SET TASK :: Extract every one of the following records and reproduce each line verbatim, without any alteration.

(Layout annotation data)
◇ ◇ ◇ ◇ ◇

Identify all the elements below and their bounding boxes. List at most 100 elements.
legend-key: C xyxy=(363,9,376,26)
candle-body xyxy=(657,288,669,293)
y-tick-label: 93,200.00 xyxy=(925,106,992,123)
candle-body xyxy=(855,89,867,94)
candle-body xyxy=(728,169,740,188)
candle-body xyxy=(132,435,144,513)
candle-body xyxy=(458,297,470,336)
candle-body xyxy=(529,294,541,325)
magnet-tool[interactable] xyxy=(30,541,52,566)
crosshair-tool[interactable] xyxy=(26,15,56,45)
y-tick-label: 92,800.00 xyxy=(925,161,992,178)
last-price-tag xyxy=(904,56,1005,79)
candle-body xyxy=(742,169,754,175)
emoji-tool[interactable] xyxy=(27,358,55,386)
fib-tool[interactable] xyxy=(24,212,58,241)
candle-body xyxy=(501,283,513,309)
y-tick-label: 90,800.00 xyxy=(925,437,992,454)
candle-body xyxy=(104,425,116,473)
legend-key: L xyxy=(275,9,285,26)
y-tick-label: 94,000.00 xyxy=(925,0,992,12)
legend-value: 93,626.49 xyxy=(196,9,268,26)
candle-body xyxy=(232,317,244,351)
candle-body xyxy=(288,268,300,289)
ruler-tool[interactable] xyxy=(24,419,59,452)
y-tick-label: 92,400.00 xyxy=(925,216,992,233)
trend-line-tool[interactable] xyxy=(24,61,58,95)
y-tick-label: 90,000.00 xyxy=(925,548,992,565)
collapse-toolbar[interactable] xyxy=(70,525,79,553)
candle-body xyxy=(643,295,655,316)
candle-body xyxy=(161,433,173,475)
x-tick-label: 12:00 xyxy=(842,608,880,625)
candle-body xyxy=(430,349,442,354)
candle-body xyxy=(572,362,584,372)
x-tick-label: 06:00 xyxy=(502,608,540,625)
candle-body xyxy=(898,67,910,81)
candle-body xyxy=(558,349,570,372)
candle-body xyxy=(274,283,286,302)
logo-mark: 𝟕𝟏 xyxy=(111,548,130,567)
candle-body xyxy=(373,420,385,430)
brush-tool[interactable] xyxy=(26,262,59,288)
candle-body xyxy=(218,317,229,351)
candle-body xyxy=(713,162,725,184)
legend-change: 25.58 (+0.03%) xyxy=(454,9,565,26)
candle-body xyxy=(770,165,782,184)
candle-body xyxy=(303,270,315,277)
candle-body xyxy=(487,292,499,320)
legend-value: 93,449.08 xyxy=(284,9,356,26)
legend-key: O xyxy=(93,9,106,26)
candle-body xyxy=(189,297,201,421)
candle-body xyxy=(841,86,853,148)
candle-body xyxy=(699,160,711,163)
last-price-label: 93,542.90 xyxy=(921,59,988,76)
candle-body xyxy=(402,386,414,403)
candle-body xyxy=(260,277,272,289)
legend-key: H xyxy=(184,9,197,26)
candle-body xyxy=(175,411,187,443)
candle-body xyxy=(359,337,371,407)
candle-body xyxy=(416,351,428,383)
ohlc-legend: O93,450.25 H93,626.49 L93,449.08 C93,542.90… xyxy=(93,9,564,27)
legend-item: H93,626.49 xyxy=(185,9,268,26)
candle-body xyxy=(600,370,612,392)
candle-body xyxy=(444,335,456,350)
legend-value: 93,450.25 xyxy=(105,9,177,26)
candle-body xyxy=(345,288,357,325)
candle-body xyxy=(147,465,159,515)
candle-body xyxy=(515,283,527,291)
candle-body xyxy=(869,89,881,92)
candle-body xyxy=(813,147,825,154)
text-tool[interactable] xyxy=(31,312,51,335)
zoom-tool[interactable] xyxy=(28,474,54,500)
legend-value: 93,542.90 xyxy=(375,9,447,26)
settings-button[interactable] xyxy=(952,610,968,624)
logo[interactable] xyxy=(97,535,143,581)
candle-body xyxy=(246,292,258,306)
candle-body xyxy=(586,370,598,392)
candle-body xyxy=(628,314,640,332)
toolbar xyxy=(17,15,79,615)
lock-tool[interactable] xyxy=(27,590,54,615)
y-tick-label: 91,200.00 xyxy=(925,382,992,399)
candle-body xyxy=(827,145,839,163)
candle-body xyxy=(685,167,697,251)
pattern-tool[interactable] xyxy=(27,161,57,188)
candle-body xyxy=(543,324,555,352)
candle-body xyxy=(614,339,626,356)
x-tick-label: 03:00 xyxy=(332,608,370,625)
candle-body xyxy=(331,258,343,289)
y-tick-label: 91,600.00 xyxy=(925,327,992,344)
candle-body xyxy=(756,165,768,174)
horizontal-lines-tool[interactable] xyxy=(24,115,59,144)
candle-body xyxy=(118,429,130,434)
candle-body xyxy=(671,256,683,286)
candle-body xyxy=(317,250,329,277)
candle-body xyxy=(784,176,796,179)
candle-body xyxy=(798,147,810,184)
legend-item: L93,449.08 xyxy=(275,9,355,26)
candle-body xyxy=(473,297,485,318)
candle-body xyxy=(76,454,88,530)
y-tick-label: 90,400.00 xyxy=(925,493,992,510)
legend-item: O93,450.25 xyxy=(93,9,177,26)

◇ ◇ ◇ ◇ ◇

CORRECT RESPONSE ::
Identify all the elements below and their bounding boxes. List at most 100 elements.
legend-key: C xyxy=(363,9,376,26)
candle-body xyxy=(657,288,669,293)
y-tick-label: 93,200.00 xyxy=(925,106,992,123)
candle-body xyxy=(855,89,867,94)
candle-body xyxy=(728,169,740,188)
candle-body xyxy=(132,435,144,513)
candle-body xyxy=(458,297,470,336)
candle-body xyxy=(529,294,541,325)
magnet-tool[interactable] xyxy=(30,541,52,566)
crosshair-tool[interactable] xyxy=(26,15,56,45)
y-tick-label: 92,800.00 xyxy=(925,161,992,178)
last-price-tag xyxy=(904,56,1005,79)
candle-body xyxy=(742,169,754,175)
emoji-tool[interactable] xyxy=(27,358,55,386)
fib-tool[interactable] xyxy=(24,212,58,241)
candle-body xyxy=(501,283,513,309)
y-tick-label: 90,800.00 xyxy=(925,437,992,454)
candle-body xyxy=(104,425,116,473)
legend-key: L xyxy=(275,9,285,26)
y-tick-label: 94,000.00 xyxy=(925,0,992,12)
legend-value: 93,626.49 xyxy=(196,9,268,26)
candle-body xyxy=(232,317,244,351)
candle-body xyxy=(288,268,300,289)
ruler-tool[interactable] xyxy=(24,419,59,452)
y-tick-label: 92,400.00 xyxy=(925,216,992,233)
trend-line-tool[interactable] xyxy=(24,61,58,95)
y-tick-label: 90,000.00 xyxy=(925,548,992,565)
collapse-toolbar[interactable] xyxy=(70,525,79,553)
candle-body xyxy=(643,295,655,316)
candle-body xyxy=(161,433,173,475)
x-tick-label: 12:00 xyxy=(842,608,880,625)
candle-body xyxy=(430,349,442,354)
candle-body xyxy=(572,362,584,372)
x-tick-label: 06:00 xyxy=(502,608,540,625)
candle-body xyxy=(898,67,910,81)
candle-body xyxy=(558,349,570,372)
candle-body xyxy=(274,283,286,302)
logo-mark: 𝟕𝟏 xyxy=(111,548,130,567)
candle-body xyxy=(373,420,385,430)
brush-tool[interactable] xyxy=(26,262,59,288)
candle-body xyxy=(218,317,229,351)
candle-body xyxy=(713,162,725,184)
legend-change: 25.58 (+0.03%) xyxy=(454,9,565,26)
candle-body xyxy=(770,165,782,184)
candle-body xyxy=(303,270,315,277)
candle-body xyxy=(487,292,499,320)
legend-value: 93,449.08 xyxy=(284,9,356,26)
legend-key: O xyxy=(93,9,106,26)
candle-body xyxy=(189,297,201,421)
candle-body xyxy=(841,86,853,148)
candle-body xyxy=(699,160,711,163)
last-price-label: 93,542.90 xyxy=(921,59,988,76)
candle-body xyxy=(402,386,414,403)
candle-body xyxy=(260,277,272,289)
legend-key: H xyxy=(184,9,197,26)
candle-body xyxy=(175,411,187,443)
candle-body xyxy=(359,337,371,407)
candle-body xyxy=(416,351,428,383)
ohlc-legend: O93,450.25 H93,626.49 L93,449.08 C93,542.90… xyxy=(93,9,564,27)
legend-item: H93,626.49 xyxy=(185,9,268,26)
candle-body xyxy=(600,370,612,392)
candle-body xyxy=(444,335,456,350)
legend-value: 93,450.25 xyxy=(105,9,177,26)
candle-body xyxy=(345,288,357,325)
candle-body xyxy=(147,465,159,515)
candle-body xyxy=(515,283,527,291)
candle-body xyxy=(869,89,881,92)
candle-body xyxy=(813,147,825,154)
text-tool[interactable] xyxy=(31,312,51,335)
zoom-tool[interactable] xyxy=(28,474,54,500)
legend-value: 93,542.90 xyxy=(375,9,447,26)
settings-button[interactable] xyxy=(952,610,968,624)
logo[interactable] xyxy=(97,535,143,581)
candle-body xyxy=(246,292,258,306)
candle-body xyxy=(586,370,598,392)
candle-body xyxy=(628,314,640,332)
toolbar xyxy=(17,15,79,615)
lock-tool[interactable] xyxy=(27,590,54,615)
y-tick-label: 91,200.00 xyxy=(925,382,992,399)
candle-body xyxy=(827,145,839,163)
candle-body xyxy=(685,167,697,251)
pattern-tool[interactable] xyxy=(27,161,57,188)
candle-body xyxy=(543,324,555,352)
candle-body xyxy=(614,339,626,356)
x-tick-label: 03:00 xyxy=(332,608,370,625)
candle-body xyxy=(331,258,343,289)
y-tick-label: 91,600.00 xyxy=(925,327,992,344)
candle-body xyxy=(756,165,768,174)
horizontal-lines-tool[interactable] xyxy=(24,115,59,144)
candle-body xyxy=(118,429,130,434)
candle-body xyxy=(671,256,683,286)
candle-body xyxy=(317,250,329,277)
candle-body xyxy=(784,176,796,179)
candle-body xyxy=(798,147,810,184)
legend-item: L93,449.08 xyxy=(275,9,355,26)
candle-body xyxy=(473,297,485,318)
candle-body xyxy=(76,454,88,530)
y-tick-label: 90,400.00 xyxy=(925,493,992,510)
legend-item: O93,450.25 xyxy=(93,9,177,26)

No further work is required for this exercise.